(WORK INSTRUCTIONS): Make an exact copy of all the material below, apart from the pictures.

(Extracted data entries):
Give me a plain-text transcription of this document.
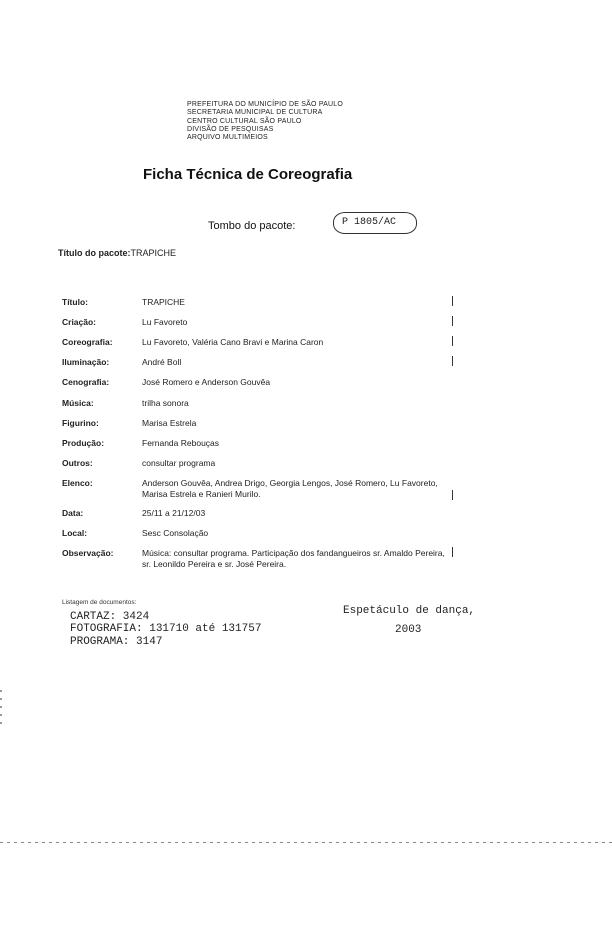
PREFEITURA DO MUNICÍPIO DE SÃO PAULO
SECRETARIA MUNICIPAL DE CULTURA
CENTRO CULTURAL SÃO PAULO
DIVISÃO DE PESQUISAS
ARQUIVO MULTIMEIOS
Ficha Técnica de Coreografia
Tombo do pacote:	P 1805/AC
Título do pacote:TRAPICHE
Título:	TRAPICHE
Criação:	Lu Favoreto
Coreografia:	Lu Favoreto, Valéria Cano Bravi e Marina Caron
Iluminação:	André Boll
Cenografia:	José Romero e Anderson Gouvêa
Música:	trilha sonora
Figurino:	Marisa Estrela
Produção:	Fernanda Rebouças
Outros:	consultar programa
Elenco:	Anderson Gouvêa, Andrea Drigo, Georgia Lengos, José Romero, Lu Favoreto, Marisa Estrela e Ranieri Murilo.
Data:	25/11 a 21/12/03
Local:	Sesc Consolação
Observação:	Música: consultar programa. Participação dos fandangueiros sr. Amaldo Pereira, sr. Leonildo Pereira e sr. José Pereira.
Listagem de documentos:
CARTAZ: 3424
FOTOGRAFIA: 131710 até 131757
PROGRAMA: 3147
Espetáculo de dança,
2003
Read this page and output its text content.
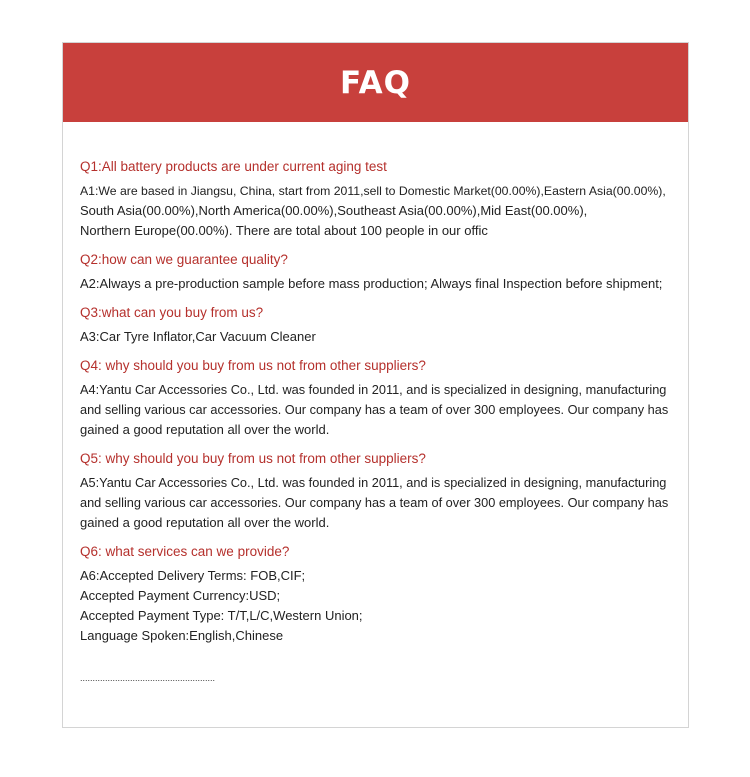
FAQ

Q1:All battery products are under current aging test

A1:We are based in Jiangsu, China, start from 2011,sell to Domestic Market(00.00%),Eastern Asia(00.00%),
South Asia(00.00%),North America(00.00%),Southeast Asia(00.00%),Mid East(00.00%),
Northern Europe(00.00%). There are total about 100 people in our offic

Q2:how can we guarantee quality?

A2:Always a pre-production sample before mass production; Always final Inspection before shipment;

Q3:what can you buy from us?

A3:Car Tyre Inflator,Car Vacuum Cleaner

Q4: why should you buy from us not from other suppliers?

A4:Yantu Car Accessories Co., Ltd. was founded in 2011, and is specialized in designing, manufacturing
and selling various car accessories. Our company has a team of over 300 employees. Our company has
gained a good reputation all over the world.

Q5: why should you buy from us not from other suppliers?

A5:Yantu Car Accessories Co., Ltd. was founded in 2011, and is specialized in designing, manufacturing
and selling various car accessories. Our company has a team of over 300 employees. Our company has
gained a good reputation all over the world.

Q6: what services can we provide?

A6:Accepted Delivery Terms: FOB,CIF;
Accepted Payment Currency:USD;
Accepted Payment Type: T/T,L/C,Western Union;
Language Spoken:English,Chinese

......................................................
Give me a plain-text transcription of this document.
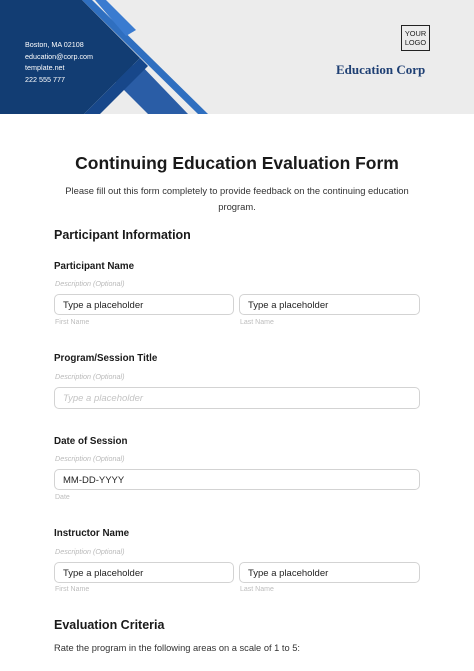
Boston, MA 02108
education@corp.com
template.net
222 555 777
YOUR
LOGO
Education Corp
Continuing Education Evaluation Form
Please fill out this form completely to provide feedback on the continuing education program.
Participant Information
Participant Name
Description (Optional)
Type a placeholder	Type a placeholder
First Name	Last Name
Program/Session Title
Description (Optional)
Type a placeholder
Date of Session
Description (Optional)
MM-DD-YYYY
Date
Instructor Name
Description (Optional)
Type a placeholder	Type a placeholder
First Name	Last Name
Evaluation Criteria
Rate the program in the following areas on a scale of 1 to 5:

(SOLUTION):
Give me a plain-text transcription of this document.
PREFEITURA DO MUNICÍPIO DE SÃO PAULO
SECRETARIA MUNICIPAL DE CULTURA
CENTRO CULTURAL SÃO PAULO
DIVISÃO DE PESQUISAS
ARQUIVO MULTIMEIOS
Ficha Técnica de Coreografia
Tombo do pacote:	P 1805/AC
Título do pacote:TRAPICHE
Título:	TRAPICHE
Criação:	Lu Favoreto
Coreografia:	Lu Favoreto, Valéria Cano Bravi e Marina Caron
Iluminação:	André Boll
Cenografia:	José Romero e Anderson Gouvêa
Música:	trilha sonora
Figurino:	Marisa Estrela
Produção:	Fernanda Rebouças
Outros:	consultar programa
Elenco:	Anderson Gouvêa, Andrea Drigo, Georgia Lengos, José Romero, Lu Favoreto, Marisa Estrela e Ranieri Murilo.
Data:	25/11 a 21/12/03
Local:	Sesc Consolação
Observação:	Música: consultar programa. Participação dos fandangueiros sr. Amaldo Pereira, sr. Leonildo Pereira e sr. José Pereira.
Listagem de documentos:
CARTAZ: 3424
FOTOGRAFIA: 131710 até 131757
PROGRAMA: 3147
Espetáculo de dança,
2003
Read this page and output its text content.
FAQ

Q1:All battery products are under current aging test

A1:We are based in Jiangsu, China, start from 2011,sell to Domestic Market(00.00%),Eastern Asia(00.00%),
South Asia(00.00%),North America(00.00%),Southeast Asia(00.00%),Mid East(00.00%),
Northern Europe(00.00%). There are total about 100 people in our offic

Q2:how can we guarantee quality?

A2:Always a pre-production sample before mass production; Always final Inspection before shipment;

Q3:what can you buy from us?

A3:Car Tyre Inflator,Car Vacuum Cleaner

Q4: why should you buy from us not from other suppliers?

A4:Yantu Car Accessories Co., Ltd. was founded in 2011, and is specialized in designing, manufacturing
and selling various car accessories. Our company has a team of over 300 employees. Our company has
gained a good reputation all over the world.

Q5: why should you buy from us not from other suppliers?

A5:Yantu Car Accessories Co., Ltd. was founded in 2011, and is specialized in designing, manufacturing
and selling various car accessories. Our company has a team of over 300 employees. Our company has
gained a good reputation all over the world.

Q6: what services can we provide?

A6:Accepted Delivery Terms: FOB,CIF;
Accepted Payment Currency:USD;
Accepted Payment Type: T/T,L/C,Western Union;
Language Spoken:English,Chinese

......................................................
Give me a plain-text transcription of this document.
Boston, MA 02108
education@corp.com
template.net
222 555 777
YOUR
LOGO
Education Corp
Continuing Education Evaluation Form
Please fill out this form completely to provide feedback on the continuing education program.
Participant Information
Participant Name
Description (Optional)
Type a placeholder	Type a placeholder
First Name	Last Name
Program/Session Title
Description (Optional)
Type a placeholder
Date of Session
Description (Optional)
MM-DD-YYYY
Date
Instructor Name
Description (Optional)
Type a placeholder	Type a placeholder
First Name	Last Name
Evaluation Criteria
Rate the program in the following areas on a scale of 1 to 5:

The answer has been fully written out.